### The problem
Copy each line that has the string "JSON" somewhere in it.

### Available records
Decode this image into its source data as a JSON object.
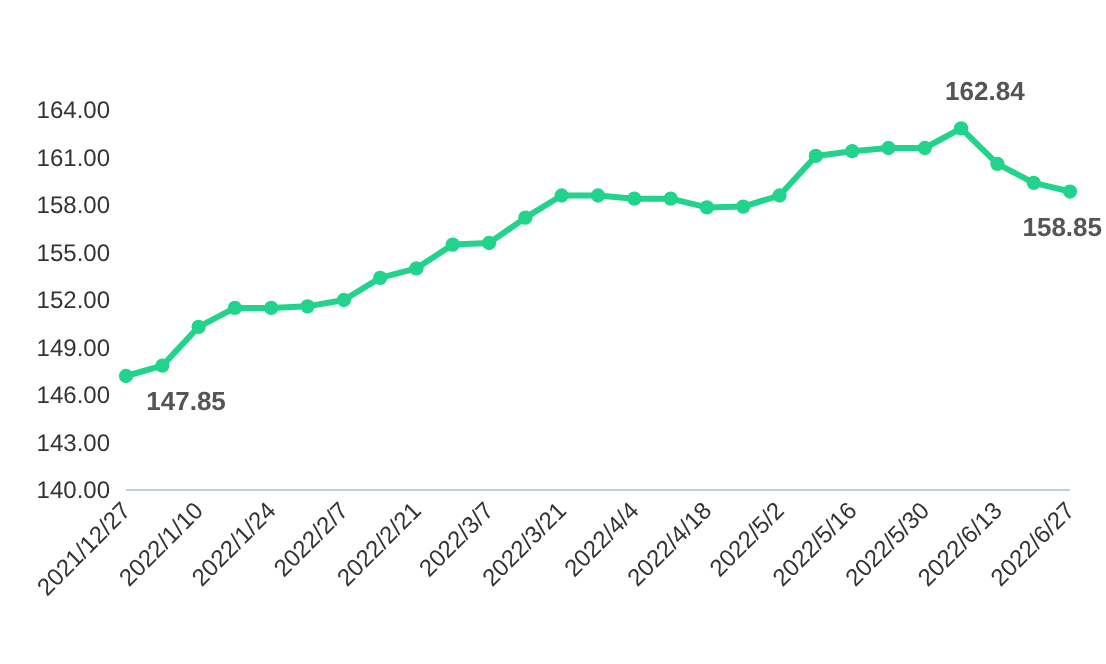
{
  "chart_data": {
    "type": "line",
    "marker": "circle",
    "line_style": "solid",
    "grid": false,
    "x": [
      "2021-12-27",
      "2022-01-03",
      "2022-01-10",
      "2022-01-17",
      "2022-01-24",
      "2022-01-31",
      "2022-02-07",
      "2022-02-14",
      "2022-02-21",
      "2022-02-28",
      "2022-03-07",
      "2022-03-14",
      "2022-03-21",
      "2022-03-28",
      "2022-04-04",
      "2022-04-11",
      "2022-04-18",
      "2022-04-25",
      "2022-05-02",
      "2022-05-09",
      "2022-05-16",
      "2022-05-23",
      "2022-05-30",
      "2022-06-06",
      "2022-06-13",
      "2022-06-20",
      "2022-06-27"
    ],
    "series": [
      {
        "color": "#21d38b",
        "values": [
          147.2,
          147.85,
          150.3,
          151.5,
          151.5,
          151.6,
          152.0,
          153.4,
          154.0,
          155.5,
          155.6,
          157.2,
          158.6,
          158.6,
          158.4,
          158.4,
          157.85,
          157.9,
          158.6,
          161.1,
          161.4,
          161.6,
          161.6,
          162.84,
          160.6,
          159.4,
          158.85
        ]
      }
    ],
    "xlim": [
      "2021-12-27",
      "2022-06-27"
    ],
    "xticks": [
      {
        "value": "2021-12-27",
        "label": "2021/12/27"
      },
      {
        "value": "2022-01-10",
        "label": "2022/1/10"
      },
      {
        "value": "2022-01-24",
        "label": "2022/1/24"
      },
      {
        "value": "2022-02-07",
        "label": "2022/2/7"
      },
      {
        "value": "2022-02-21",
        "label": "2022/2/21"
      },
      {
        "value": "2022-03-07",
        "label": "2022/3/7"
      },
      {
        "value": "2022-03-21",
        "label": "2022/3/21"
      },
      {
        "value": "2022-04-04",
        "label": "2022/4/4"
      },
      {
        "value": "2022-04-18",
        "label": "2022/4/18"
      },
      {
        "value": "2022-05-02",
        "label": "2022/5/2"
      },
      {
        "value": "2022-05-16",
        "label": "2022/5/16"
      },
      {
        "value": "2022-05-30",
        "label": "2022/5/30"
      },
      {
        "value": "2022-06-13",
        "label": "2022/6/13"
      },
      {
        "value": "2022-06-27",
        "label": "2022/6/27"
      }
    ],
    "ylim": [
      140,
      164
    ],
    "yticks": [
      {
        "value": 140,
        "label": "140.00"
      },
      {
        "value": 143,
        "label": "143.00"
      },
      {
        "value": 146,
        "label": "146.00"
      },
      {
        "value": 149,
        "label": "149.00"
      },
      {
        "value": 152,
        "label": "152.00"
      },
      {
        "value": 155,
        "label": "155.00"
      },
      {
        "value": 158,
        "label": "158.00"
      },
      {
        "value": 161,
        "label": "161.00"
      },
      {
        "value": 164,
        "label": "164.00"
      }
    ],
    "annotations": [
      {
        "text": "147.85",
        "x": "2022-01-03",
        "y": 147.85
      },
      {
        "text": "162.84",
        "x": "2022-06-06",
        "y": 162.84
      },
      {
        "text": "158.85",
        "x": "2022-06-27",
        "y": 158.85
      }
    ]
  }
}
--
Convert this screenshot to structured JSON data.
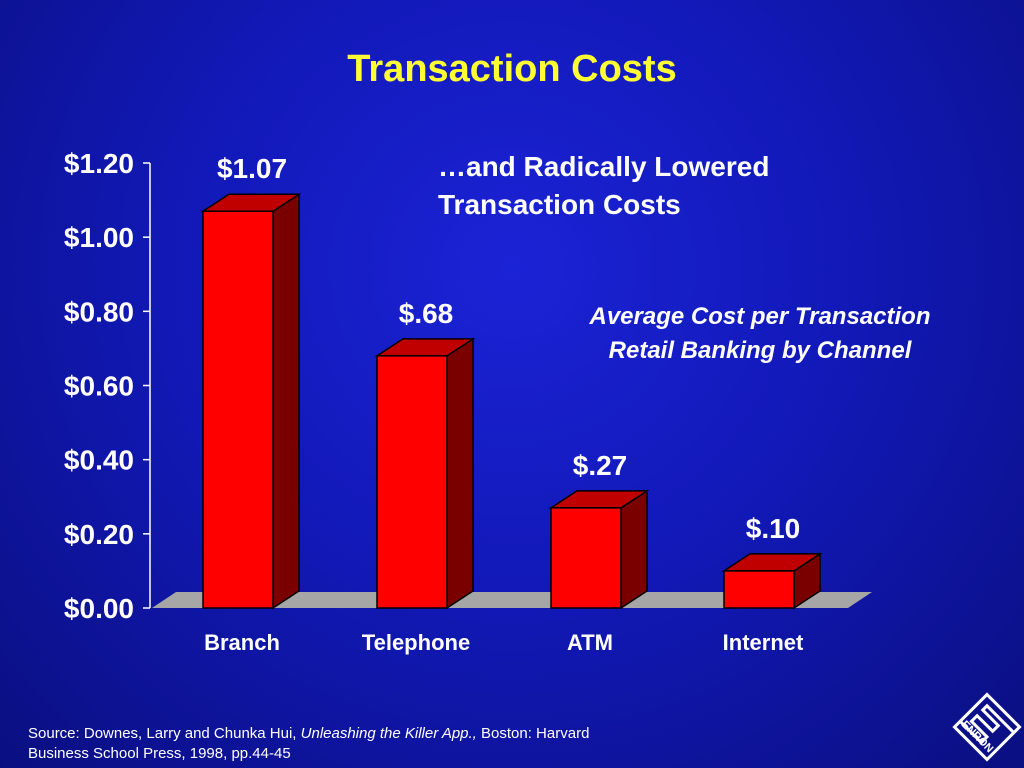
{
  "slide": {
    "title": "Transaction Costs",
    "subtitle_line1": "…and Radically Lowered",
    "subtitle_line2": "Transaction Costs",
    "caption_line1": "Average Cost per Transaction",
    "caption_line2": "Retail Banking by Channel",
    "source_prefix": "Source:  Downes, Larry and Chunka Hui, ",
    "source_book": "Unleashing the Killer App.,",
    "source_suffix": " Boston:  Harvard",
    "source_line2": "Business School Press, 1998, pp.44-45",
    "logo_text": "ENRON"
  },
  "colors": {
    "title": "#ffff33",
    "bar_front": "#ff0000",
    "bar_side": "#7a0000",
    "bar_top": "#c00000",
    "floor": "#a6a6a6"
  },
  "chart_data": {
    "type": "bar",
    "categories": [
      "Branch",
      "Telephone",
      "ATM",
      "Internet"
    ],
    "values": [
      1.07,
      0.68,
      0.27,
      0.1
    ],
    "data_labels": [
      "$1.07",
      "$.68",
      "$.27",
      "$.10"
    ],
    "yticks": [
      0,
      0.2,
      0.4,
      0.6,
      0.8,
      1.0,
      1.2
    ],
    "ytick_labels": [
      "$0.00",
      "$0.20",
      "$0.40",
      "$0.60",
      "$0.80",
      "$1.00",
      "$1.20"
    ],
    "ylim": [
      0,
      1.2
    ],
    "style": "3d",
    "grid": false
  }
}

### Full answer
Decode this image into its source data as a JSON object.
Convert this screenshot to structured JSON data.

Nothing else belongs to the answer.